**TASK INSTRUCTIONS**
Search the records for "potentially". Report every line where it occurs.

**EXCERPTED DATA**
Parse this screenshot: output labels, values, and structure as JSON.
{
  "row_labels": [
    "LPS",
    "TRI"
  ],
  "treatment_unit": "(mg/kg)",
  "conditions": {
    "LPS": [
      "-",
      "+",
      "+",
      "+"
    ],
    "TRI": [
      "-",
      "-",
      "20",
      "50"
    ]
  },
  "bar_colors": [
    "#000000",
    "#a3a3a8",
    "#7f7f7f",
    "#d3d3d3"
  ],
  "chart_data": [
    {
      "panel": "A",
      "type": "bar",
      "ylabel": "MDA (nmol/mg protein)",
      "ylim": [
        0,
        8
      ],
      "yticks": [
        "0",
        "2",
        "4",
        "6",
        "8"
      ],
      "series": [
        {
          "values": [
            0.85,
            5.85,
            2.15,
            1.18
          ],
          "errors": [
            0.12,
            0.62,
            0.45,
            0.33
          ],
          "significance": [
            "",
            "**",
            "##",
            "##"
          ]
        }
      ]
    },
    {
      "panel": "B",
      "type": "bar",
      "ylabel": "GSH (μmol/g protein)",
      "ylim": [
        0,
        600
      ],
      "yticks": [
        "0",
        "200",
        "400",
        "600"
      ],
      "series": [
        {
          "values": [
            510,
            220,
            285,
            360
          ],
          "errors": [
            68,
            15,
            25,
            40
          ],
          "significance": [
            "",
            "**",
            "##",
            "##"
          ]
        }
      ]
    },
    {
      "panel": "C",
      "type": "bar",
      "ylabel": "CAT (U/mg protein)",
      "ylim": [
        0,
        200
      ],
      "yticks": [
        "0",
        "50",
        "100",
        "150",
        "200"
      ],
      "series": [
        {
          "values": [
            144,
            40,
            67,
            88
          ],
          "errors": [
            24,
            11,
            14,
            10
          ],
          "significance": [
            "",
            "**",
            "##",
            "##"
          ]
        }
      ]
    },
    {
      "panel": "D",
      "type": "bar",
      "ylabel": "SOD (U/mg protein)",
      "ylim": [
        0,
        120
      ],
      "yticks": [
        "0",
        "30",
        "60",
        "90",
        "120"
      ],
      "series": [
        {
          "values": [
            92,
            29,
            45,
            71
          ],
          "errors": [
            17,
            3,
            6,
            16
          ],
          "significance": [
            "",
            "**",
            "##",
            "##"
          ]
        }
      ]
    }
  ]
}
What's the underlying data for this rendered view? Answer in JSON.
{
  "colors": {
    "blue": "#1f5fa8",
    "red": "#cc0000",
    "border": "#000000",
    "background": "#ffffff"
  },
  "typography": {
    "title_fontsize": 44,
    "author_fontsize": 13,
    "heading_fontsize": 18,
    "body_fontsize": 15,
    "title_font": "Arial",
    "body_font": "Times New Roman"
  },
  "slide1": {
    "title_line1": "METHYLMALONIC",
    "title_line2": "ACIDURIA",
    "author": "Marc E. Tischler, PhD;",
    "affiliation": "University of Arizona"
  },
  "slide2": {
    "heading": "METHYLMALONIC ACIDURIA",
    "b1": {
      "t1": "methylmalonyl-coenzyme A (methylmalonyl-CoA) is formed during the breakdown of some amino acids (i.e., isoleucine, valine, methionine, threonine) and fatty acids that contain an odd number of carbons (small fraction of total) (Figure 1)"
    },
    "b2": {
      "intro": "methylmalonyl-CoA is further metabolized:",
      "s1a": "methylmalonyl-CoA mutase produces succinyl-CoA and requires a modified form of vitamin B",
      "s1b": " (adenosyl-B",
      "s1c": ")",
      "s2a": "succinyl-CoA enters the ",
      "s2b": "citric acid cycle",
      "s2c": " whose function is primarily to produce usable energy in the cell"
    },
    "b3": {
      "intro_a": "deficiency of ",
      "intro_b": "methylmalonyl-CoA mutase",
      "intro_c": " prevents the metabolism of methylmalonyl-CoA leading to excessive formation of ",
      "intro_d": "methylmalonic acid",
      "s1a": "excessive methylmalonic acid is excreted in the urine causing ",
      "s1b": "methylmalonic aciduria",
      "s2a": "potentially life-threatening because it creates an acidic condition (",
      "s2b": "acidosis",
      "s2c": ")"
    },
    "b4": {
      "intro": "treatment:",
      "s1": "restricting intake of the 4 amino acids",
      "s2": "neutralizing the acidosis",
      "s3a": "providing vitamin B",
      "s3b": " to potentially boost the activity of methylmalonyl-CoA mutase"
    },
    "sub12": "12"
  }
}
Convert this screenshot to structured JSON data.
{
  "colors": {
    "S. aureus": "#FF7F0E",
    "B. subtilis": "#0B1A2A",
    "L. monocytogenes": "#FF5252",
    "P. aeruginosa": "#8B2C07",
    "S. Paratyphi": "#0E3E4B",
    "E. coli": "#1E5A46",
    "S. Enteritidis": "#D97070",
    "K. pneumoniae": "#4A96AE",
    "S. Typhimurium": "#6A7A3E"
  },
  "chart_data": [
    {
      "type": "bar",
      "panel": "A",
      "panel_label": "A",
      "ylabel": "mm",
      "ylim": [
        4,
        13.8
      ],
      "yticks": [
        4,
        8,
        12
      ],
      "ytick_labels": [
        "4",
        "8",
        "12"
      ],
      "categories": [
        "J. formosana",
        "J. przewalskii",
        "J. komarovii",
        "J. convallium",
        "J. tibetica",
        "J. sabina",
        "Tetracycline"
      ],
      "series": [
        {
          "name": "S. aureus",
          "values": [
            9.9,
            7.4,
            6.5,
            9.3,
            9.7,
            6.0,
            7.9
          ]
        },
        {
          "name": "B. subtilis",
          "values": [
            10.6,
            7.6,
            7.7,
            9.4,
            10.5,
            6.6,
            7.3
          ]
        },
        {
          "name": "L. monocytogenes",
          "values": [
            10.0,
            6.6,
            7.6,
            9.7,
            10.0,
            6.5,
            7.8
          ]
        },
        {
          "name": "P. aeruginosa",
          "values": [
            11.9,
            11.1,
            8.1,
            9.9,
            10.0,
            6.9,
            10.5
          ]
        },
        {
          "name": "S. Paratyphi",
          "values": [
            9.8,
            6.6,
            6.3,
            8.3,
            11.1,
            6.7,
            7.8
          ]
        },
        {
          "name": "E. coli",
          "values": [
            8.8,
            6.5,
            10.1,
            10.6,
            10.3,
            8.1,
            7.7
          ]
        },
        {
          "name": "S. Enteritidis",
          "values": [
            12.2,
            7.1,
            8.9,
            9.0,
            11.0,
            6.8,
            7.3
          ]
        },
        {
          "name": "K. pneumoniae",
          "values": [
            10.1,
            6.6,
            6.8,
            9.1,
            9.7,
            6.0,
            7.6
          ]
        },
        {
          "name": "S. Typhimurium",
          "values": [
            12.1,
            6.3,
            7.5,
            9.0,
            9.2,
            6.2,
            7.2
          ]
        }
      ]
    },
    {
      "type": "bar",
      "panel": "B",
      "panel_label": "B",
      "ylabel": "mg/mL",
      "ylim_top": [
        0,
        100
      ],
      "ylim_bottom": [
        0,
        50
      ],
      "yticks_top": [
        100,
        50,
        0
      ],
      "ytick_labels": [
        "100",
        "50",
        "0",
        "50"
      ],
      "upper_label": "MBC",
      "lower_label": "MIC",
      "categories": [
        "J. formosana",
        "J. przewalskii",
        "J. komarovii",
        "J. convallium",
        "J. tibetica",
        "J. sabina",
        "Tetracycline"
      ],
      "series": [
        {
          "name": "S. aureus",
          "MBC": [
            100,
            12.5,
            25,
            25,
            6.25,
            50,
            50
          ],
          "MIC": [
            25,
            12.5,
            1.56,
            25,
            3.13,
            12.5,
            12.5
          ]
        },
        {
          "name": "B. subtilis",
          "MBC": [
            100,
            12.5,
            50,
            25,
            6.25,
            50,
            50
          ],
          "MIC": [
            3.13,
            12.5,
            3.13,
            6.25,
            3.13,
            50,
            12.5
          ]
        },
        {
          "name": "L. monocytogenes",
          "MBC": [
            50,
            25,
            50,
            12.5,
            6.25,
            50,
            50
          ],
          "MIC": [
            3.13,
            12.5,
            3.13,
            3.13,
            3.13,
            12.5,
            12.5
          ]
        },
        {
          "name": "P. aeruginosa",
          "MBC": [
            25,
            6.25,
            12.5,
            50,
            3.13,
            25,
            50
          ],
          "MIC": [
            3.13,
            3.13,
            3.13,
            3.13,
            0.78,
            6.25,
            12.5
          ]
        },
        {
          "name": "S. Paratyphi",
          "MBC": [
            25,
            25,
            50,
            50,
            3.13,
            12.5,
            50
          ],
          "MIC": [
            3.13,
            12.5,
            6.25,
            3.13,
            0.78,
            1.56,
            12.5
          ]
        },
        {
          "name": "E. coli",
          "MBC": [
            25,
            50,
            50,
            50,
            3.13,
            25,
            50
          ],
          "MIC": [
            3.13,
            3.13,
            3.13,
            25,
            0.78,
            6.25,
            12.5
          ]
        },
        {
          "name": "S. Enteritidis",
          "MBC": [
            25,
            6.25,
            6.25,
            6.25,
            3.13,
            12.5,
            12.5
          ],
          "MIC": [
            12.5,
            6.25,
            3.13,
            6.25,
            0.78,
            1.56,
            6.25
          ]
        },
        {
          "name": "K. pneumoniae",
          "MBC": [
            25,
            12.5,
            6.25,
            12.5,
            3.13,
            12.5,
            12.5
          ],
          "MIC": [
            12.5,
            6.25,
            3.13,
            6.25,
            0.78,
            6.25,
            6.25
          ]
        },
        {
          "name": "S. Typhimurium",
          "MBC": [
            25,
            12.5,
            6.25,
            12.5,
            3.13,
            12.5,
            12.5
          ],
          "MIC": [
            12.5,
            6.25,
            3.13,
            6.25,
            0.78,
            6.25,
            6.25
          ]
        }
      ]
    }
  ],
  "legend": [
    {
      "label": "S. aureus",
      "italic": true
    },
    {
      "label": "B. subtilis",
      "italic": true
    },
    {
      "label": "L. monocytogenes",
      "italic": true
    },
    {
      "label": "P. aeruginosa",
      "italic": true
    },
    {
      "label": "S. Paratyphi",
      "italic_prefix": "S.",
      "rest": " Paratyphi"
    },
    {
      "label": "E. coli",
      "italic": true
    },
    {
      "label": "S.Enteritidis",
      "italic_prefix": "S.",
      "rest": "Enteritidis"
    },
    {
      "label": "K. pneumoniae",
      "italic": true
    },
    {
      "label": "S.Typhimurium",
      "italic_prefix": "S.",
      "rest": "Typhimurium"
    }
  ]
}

**THE ANSWER**
      "s2a": "potentially life-threatening because it creates an acidic condition (",
      "s3b": " to potentially boost the activity of methylmalonyl-CoA mutase"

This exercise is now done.